A block of data
--------
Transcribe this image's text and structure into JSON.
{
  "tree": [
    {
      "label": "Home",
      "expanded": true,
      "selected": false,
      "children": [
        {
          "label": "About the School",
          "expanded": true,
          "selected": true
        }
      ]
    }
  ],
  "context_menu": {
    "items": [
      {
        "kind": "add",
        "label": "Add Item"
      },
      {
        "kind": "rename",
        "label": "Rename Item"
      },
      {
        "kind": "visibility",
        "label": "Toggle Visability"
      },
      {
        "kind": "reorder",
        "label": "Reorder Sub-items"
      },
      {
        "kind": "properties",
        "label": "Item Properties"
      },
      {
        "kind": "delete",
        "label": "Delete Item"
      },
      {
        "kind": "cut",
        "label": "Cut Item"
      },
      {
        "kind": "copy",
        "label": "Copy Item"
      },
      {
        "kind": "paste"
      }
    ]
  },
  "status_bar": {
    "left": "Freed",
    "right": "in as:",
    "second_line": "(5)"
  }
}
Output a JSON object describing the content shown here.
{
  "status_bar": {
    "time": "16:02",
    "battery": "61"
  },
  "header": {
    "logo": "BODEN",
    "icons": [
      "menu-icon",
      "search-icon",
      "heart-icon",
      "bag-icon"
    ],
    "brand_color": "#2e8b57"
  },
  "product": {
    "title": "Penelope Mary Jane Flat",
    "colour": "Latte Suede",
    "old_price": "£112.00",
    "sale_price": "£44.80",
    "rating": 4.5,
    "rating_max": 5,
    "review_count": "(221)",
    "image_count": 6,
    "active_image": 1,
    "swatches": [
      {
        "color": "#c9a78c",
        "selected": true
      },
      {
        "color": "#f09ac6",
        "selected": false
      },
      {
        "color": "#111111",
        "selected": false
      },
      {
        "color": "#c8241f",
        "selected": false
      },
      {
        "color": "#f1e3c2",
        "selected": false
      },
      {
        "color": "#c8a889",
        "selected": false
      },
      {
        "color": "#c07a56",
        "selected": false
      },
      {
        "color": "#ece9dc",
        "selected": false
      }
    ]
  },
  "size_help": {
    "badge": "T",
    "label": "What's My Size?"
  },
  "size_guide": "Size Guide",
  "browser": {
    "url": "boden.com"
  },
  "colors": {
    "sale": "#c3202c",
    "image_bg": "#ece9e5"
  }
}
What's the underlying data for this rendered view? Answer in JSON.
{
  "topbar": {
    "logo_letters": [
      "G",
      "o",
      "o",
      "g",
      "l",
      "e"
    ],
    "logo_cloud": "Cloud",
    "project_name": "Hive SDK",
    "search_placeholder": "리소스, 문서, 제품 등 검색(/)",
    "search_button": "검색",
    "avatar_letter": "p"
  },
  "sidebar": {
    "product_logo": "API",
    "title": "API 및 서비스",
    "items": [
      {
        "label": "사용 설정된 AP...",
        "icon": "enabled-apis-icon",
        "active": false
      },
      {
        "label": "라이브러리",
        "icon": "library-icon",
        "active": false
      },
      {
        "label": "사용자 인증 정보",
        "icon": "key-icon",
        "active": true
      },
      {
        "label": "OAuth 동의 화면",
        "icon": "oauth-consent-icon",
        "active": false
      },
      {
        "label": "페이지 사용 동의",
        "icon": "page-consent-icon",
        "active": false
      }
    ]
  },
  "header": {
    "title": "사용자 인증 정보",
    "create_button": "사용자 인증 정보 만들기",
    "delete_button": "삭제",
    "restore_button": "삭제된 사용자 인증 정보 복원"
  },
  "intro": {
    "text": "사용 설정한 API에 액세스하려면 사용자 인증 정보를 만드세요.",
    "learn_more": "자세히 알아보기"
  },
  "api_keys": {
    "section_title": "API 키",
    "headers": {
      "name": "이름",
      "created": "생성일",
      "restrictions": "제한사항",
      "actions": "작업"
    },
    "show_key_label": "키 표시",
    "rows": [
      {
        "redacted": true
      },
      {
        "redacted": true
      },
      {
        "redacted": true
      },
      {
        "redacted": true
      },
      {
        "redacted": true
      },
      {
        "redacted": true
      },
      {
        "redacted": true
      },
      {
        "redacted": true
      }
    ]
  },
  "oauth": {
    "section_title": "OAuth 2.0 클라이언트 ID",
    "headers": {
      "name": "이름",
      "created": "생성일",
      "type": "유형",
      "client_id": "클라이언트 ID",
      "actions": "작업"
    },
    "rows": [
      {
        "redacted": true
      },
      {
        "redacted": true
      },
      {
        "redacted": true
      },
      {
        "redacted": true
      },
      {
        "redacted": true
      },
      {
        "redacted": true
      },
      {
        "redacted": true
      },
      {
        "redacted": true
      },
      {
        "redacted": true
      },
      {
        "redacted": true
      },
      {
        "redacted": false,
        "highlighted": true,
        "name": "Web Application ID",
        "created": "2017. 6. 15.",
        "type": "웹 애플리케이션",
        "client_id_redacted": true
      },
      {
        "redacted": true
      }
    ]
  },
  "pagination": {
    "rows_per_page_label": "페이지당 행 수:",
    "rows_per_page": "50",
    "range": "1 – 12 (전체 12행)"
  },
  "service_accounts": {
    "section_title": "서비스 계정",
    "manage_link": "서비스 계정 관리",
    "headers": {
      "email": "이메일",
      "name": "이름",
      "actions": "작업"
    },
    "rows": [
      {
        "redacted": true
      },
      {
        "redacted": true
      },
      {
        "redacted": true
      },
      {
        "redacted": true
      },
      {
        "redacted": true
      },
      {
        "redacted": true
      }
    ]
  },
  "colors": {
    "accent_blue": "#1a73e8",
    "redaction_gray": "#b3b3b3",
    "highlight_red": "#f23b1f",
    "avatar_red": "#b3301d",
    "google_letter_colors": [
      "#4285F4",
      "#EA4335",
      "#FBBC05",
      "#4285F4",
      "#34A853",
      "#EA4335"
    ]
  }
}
--------
**PROBLEM TO SOLVE:**
Please reproduce all of the entries exactly as they stand.

**FINAL ANSWER:**
Transcribe this image's text and structure into JSON.
{
  "tree": [
    {
      "label": "Home",
      "expanded": true,
      "selected": false,
      "children": [
        {
          "label": "About the School",
          "expanded": true,
          "selected": true
        }
      ]
    }
  ],
  "context_menu": {
    "items": [
      {
        "kind": "add",
        "label": "Add Item"
      },
      {
        "kind": "rename",
        "label": "Rename Item"
      },
      {
        "kind": "visibility",
        "label": "Toggle Visability"
      },
      {
        "kind": "reorder",
        "label": "Reorder Sub-items"
      },
      {
        "kind": "properties",
        "label": "Item Properties"
      },
      {
        "kind": "delete",
        "label": "Delete Item"
      },
      {
        "kind": "cut",
        "label": "Cut Item"
      },
      {
        "kind": "copy",
        "label": "Copy Item"
      },
      {
        "kind": "paste"
      }
    ]
  },
  "status_bar": {
    "left": "Freed",
    "right": "in as:",
    "second_line": "(5)"
  }
}
Output a JSON object describing the content shown here.
{
  "status_bar": {
    "time": "16:02",
    "battery": "61"
  },
  "header": {
    "logo": "BODEN",
    "icons": [
      "menu-icon",
      "search-icon",
      "heart-icon",
      "bag-icon"
    ],
    "brand_color": "#2e8b57"
  },
  "product": {
    "title": "Penelope Mary Jane Flat",
    "colour": "Latte Suede",
    "old_price": "£112.00",
    "sale_price": "£44.80",
    "rating": 4.5,
    "rating_max": 5,
    "review_count": "(221)",
    "image_count": 6,
    "active_image": 1,
    "swatches": [
      {
        "color": "#c9a78c",
        "selected": true
      },
      {
        "color": "#f09ac6",
        "selected": false
      },
      {
        "color": "#111111",
        "selected": false
      },
      {
        "color": "#c8241f",
        "selected": false
      },
      {
        "color": "#f1e3c2",
        "selected": false
      },
      {
        "color": "#c8a889",
        "selected": false
      },
      {
        "color": "#c07a56",
        "selected": false
      },
      {
        "color": "#ece9dc",
        "selected": false
      }
    ]
  },
  "size_help": {
    "badge": "T",
    "label": "What's My Size?"
  },
  "size_guide": "Size Guide",
  "browser": {
    "url": "boden.com"
  },
  "colors": {
    "sale": "#c3202c",
    "image_bg": "#ece9e5"
  }
}
What's the underlying data for this rendered view? Answer in JSON.
{
  "topbar": {
    "logo_letters": [
      "G",
      "o",
      "o",
      "g",
      "l",
      "e"
    ],
    "logo_cloud": "Cloud",
    "project_name": "Hive SDK",
    "search_placeholder": "리소스, 문서, 제품 등 검색(/)",
    "search_button": "검색",
    "avatar_letter": "p"
  },
  "sidebar": {
    "product_logo": "API",
    "title": "API 및 서비스",
    "items": [
      {
        "label": "사용 설정된 AP...",
        "icon": "enabled-apis-icon",
        "active": false
      },
      {
        "label": "라이브러리",
        "icon": "library-icon",
        "active": false
      },
      {
        "label": "사용자 인증 정보",
        "icon": "key-icon",
        "active": true
      },
      {
        "label": "OAuth 동의 화면",
        "icon": "oauth-consent-icon",
        "active": false
      },
      {
        "label": "페이지 사용 동의",
        "icon": "page-consent-icon",
        "active": false
      }
    ]
  },
  "header": {
    "title": "사용자 인증 정보",
    "create_button": "사용자 인증 정보 만들기",
    "delete_button": "삭제",
    "restore_button": "삭제된 사용자 인증 정보 복원"
  },
  "intro": {
    "text": "사용 설정한 API에 액세스하려면 사용자 인증 정보를 만드세요.",
    "learn_more": "자세히 알아보기"
  },
  "api_keys": {
    "section_title": "API 키",
    "headers": {
      "name": "이름",
      "created": "생성일",
      "restrictions": "제한사항",
      "actions": "작업"
    },
    "show_key_label": "키 표시",
    "rows": [
      {
        "redacted": true
      },
      {
        "redacted": true
      },
      {
        "redacted": true
      },
      {
        "redacted": true
      },
      {
        "redacted": true
      },
      {
        "redacted": true
      },
      {
        "redacted": true
      },
      {
        "redacted": true
      }
    ]
  },
  "oauth": {
    "section_title": "OAuth 2.0 클라이언트 ID",
    "headers": {
      "name": "이름",
      "created": "생성일",
      "type": "유형",
      "client_id": "클라이언트 ID",
      "actions": "작업"
    },
    "rows": [
      {
        "redacted": true
      },
      {
        "redacted": true
      },
      {
        "redacted": true
      },
      {
        "redacted": true
      },
      {
        "redacted": true
      },
      {
        "redacted": true
      },
      {
        "redacted": true
      },
      {
        "redacted": true
      },
      {
        "redacted": true
      },
      {
        "redacted": true
      },
      {
        "redacted": false,
        "highlighted": true,
        "name": "Web Application ID",
        "created": "2017. 6. 15.",
        "type": "웹 애플리케이션",
        "client_id_redacted": true
      },
      {
        "redacted": true
      }
    ]
  },
  "pagination": {
    "rows_per_page_label": "페이지당 행 수:",
    "rows_per_page": "50",
    "range": "1 – 12 (전체 12행)"
  },
  "service_accounts": {
    "section_title": "서비스 계정",
    "manage_link": "서비스 계정 관리",
    "headers": {
      "email": "이메일",
      "name": "이름",
      "actions": "작업"
    },
    "rows": [
      {
        "redacted": true
      },
      {
        "redacted": true
      },
      {
        "redacted": true
      },
      {
        "redacted": true
      },
      {
        "redacted": true
      },
      {
        "redacted": true
      }
    ]
  },
  "colors": {
    "accent_blue": "#1a73e8",
    "redaction_gray": "#b3b3b3",
    "highlight_red": "#f23b1f",
    "avatar_red": "#b3301d",
    "google_letter_colors": [
      "#4285F4",
      "#EA4335",
      "#FBBC05",
      "#4285F4",
      "#34A853",
      "#EA4335"
    ]
  }
}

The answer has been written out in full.